──────── RECORDS SUPPLIED ────────

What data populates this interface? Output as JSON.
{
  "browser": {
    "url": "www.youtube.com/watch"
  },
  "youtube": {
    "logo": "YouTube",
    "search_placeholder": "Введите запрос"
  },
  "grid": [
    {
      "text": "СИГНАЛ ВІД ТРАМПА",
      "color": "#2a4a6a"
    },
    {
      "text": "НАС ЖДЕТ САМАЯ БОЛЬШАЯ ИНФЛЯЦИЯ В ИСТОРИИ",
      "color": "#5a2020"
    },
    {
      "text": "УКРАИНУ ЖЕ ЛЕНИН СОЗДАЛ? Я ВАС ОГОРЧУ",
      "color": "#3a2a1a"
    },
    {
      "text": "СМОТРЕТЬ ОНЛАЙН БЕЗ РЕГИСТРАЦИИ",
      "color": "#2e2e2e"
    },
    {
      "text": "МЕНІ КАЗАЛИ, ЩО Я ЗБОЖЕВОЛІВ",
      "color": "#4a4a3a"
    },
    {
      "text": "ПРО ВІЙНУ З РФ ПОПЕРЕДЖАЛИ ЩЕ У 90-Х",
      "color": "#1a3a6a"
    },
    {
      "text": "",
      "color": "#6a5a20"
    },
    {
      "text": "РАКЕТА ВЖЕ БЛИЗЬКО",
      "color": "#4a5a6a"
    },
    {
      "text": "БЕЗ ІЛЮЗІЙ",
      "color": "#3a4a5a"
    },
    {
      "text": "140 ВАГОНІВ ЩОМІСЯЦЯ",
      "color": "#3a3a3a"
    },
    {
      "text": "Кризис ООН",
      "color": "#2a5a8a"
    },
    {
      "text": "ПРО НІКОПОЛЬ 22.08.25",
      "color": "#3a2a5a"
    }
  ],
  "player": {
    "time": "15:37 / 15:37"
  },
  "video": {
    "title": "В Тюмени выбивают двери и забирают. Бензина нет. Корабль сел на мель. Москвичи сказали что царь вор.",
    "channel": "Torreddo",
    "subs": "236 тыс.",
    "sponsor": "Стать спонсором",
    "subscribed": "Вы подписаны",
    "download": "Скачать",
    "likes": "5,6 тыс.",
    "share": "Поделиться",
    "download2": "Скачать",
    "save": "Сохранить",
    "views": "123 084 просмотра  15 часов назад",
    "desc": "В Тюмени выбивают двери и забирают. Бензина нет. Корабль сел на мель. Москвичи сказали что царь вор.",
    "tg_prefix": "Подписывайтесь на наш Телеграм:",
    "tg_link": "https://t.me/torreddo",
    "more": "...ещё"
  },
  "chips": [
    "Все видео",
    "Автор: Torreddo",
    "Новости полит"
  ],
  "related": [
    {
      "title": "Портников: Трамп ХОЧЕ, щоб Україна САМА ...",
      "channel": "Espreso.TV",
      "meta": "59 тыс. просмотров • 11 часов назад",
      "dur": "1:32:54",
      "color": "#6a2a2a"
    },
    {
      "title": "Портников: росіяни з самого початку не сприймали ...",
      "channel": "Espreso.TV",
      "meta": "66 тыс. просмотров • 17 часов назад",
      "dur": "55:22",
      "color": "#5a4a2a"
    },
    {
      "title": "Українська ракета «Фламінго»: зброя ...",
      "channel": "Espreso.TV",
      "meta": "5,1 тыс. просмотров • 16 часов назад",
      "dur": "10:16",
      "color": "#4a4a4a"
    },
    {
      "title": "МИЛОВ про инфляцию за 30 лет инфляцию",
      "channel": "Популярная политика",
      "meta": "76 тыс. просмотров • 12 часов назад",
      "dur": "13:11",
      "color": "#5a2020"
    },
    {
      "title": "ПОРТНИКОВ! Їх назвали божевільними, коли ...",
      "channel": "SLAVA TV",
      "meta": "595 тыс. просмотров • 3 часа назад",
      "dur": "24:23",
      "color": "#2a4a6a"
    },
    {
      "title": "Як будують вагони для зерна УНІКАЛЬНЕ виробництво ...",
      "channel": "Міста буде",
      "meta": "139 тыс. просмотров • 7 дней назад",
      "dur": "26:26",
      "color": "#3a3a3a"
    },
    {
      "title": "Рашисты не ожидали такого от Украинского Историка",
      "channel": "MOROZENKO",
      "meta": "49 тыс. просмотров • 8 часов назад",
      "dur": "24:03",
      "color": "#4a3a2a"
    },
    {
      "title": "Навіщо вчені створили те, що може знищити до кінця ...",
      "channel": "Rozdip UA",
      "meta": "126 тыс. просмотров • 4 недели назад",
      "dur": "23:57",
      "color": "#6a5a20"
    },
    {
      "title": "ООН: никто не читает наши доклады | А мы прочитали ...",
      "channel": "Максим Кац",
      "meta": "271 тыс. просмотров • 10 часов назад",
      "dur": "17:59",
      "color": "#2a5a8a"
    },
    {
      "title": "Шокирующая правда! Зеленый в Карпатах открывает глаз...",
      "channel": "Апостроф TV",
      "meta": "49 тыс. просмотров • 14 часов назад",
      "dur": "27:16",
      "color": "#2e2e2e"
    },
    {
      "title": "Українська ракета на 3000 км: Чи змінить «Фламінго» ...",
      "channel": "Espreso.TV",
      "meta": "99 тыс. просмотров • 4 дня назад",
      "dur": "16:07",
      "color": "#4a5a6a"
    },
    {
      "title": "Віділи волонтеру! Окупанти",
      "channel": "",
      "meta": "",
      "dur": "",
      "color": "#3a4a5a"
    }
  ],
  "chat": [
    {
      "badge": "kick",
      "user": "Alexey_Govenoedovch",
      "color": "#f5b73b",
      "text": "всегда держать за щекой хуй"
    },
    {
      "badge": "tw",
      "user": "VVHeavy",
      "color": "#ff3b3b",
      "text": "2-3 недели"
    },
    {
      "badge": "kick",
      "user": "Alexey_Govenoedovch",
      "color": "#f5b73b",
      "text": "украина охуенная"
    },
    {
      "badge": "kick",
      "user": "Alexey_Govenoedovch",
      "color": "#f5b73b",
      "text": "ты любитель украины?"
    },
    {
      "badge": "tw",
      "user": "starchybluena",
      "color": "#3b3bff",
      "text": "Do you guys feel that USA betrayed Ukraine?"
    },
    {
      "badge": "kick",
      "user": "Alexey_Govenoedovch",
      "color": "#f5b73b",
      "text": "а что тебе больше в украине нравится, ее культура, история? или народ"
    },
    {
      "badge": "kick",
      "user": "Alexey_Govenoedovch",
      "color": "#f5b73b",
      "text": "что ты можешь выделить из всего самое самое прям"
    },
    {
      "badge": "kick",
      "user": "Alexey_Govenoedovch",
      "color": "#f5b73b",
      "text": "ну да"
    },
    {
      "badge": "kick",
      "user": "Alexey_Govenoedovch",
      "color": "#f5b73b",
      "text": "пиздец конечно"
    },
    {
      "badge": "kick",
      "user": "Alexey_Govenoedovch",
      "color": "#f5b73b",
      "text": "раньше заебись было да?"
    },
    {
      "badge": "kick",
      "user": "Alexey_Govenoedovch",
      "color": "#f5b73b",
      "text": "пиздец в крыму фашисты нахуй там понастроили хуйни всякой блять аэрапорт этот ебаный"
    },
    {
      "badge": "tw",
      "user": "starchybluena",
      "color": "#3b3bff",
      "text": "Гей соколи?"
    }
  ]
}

────────

_WORK TO DO_
Work out the count of lines containing the word "двери", then write only that count.

_THE REPLY_
2